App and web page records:
BEGIN

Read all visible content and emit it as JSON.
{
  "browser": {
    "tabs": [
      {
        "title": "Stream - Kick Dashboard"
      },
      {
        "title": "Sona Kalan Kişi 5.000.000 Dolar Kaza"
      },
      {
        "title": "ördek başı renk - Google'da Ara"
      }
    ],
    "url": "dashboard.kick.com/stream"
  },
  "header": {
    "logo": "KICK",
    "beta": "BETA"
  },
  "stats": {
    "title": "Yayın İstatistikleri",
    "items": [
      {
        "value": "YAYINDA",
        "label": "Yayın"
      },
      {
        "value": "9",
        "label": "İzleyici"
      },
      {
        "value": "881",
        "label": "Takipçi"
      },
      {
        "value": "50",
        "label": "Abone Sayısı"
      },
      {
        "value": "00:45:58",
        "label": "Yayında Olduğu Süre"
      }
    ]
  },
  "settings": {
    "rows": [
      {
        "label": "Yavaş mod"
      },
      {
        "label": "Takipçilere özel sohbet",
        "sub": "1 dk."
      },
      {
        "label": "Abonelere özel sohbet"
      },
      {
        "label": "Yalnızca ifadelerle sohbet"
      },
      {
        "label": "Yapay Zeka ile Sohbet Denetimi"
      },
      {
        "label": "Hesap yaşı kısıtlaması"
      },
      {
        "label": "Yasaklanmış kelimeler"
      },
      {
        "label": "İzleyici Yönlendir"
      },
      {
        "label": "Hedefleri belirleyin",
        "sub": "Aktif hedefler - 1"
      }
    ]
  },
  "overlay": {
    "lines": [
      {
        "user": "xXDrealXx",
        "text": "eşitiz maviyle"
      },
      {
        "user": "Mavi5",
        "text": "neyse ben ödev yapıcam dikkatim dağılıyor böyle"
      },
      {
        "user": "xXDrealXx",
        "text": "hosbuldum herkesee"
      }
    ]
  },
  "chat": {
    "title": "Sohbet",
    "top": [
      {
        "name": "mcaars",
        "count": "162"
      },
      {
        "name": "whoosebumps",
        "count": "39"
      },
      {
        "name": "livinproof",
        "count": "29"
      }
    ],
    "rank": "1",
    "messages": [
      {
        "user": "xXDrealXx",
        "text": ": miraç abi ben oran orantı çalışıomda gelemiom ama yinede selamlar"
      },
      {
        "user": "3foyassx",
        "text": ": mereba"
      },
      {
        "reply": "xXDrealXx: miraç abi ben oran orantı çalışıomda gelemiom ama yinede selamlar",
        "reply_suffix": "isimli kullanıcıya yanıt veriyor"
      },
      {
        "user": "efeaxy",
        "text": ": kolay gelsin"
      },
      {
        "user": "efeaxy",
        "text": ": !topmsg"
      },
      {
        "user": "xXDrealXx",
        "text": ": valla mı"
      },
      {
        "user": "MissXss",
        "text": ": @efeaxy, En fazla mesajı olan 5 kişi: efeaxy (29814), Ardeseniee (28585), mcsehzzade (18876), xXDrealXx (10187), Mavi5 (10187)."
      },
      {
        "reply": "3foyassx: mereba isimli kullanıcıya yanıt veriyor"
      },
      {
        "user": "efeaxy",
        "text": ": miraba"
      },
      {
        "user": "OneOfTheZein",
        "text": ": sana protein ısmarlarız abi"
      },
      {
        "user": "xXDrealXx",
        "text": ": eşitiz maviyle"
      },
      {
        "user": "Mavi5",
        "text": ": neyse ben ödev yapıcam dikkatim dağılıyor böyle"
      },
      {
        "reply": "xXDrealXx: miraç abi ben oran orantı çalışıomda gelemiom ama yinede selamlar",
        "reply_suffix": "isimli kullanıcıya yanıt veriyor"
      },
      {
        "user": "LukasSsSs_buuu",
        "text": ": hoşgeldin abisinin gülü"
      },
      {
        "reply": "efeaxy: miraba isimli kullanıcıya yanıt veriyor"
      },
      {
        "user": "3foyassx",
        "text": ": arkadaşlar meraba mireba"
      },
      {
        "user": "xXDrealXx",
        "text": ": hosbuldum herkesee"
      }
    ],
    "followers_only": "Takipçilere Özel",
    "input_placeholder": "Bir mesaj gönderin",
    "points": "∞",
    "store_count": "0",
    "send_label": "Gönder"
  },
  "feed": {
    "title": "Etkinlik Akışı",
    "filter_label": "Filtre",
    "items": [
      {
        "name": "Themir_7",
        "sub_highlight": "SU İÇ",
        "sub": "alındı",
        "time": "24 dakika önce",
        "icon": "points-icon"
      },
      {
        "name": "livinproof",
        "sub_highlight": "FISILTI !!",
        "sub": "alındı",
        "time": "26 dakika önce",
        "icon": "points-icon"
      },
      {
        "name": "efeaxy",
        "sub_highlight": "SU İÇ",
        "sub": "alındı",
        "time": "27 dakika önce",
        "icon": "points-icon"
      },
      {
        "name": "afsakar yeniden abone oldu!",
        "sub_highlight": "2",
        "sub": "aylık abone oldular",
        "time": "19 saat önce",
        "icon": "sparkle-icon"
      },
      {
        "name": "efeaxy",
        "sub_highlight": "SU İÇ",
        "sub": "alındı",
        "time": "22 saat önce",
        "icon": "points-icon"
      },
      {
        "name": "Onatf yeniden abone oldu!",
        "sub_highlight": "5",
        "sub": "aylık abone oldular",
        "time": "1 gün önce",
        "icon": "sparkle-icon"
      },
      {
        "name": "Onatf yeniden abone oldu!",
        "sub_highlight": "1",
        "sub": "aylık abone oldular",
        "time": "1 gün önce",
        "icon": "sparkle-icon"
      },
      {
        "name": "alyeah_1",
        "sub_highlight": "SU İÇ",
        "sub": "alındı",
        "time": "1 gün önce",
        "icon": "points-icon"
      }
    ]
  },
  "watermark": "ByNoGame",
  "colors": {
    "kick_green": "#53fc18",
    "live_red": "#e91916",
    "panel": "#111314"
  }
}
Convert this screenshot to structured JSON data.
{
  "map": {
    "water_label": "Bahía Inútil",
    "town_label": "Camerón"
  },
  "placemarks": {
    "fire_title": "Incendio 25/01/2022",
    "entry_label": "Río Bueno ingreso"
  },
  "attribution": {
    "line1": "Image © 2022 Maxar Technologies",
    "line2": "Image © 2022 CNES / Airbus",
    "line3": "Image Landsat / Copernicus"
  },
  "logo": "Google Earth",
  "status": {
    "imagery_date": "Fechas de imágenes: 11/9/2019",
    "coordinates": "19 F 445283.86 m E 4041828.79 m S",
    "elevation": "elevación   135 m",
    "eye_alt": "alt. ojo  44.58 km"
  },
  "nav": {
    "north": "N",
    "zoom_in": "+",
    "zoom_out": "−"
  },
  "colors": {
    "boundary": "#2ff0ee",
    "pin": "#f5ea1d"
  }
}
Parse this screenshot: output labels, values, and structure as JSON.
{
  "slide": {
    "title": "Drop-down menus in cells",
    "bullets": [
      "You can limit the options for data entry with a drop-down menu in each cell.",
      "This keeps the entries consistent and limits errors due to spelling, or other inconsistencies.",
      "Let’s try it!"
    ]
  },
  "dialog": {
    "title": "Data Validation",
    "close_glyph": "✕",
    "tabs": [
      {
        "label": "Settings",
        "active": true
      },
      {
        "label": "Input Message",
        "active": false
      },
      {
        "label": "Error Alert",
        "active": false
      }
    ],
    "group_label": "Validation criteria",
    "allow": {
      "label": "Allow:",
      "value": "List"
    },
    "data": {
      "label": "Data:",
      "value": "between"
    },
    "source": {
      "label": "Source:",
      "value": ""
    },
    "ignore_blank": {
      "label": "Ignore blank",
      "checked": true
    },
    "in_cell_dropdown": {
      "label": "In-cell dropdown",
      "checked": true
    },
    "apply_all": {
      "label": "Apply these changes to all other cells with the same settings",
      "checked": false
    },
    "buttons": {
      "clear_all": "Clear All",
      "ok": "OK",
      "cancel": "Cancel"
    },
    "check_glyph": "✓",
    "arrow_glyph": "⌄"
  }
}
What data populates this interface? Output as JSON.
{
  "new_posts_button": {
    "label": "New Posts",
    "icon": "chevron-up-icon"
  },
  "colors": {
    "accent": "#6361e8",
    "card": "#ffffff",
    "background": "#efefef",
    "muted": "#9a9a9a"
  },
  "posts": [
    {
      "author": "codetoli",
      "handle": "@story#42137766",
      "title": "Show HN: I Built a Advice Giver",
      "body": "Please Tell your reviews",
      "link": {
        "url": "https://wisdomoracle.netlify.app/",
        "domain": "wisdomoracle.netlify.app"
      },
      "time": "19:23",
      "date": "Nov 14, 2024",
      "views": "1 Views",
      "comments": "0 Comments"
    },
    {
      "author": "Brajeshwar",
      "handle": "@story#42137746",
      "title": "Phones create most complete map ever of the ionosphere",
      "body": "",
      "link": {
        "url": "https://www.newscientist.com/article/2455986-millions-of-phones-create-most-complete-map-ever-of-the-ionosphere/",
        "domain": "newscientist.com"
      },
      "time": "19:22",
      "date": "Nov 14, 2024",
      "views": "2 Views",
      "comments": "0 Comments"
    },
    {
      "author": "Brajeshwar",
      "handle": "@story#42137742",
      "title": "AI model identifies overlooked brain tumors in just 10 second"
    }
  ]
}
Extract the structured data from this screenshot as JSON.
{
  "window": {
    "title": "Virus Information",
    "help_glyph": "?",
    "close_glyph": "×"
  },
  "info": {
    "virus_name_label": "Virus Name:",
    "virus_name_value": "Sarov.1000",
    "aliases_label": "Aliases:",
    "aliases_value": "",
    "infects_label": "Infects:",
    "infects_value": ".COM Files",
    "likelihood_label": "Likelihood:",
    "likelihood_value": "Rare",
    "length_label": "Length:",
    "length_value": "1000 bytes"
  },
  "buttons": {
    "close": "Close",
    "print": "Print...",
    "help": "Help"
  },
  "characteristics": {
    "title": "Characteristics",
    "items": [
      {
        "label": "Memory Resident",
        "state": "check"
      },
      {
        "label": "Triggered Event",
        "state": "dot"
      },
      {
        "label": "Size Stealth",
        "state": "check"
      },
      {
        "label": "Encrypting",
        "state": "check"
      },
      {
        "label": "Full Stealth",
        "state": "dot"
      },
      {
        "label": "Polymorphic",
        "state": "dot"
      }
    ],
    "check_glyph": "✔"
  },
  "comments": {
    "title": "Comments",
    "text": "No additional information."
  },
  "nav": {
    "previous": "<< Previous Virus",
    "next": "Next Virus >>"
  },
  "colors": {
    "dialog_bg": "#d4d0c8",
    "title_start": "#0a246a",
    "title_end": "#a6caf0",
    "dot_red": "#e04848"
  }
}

END

Write out, exactly as shown, only the lines running from the one that contains "Extract the structured" to the last line above.

Extract the structured data from this screenshot as JSON.
{
  "window": {
    "title": "Virus Information",
    "help_glyph": "?",
    "close_glyph": "×"
  },
  "info": {
    "virus_name_label": "Virus Name:",
    "virus_name_value": "Sarov.1000",
    "aliases_label": "Aliases:",
    "aliases_value": "",
    "infects_label": "Infects:",
    "infects_value": ".COM Files",
    "likelihood_label": "Likelihood:",
    "likelihood_value": "Rare",
    "length_label": "Length:",
    "length_value": "1000 bytes"
  },
  "buttons": {
    "close": "Close",
    "print": "Print...",
    "help": "Help"
  },
  "characteristics": {
    "title": "Characteristics",
    "items": [
      {
        "label": "Memory Resident",
        "state": "check"
      },
      {
        "label": "Triggered Event",
        "state": "dot"
      },
      {
        "label": "Size Stealth",
        "state": "check"
      },
      {
        "label": "Encrypting",
        "state": "check"
      },
      {
        "label": "Full Stealth",
        "state": "dot"
      },
      {
        "label": "Polymorphic",
        "state": "dot"
      }
    ],
    "check_glyph": "✔"
  },
  "comments": {
    "title": "Comments",
    "text": "No additional information."
  },
  "nav": {
    "previous": "<< Previous Virus",
    "next": "Next Virus >>"
  },
  "colors": {
    "dialog_bg": "#d4d0c8",
    "title_start": "#0a246a",
    "title_end": "#a6caf0",
    "dot_red": "#e04848"
  }
}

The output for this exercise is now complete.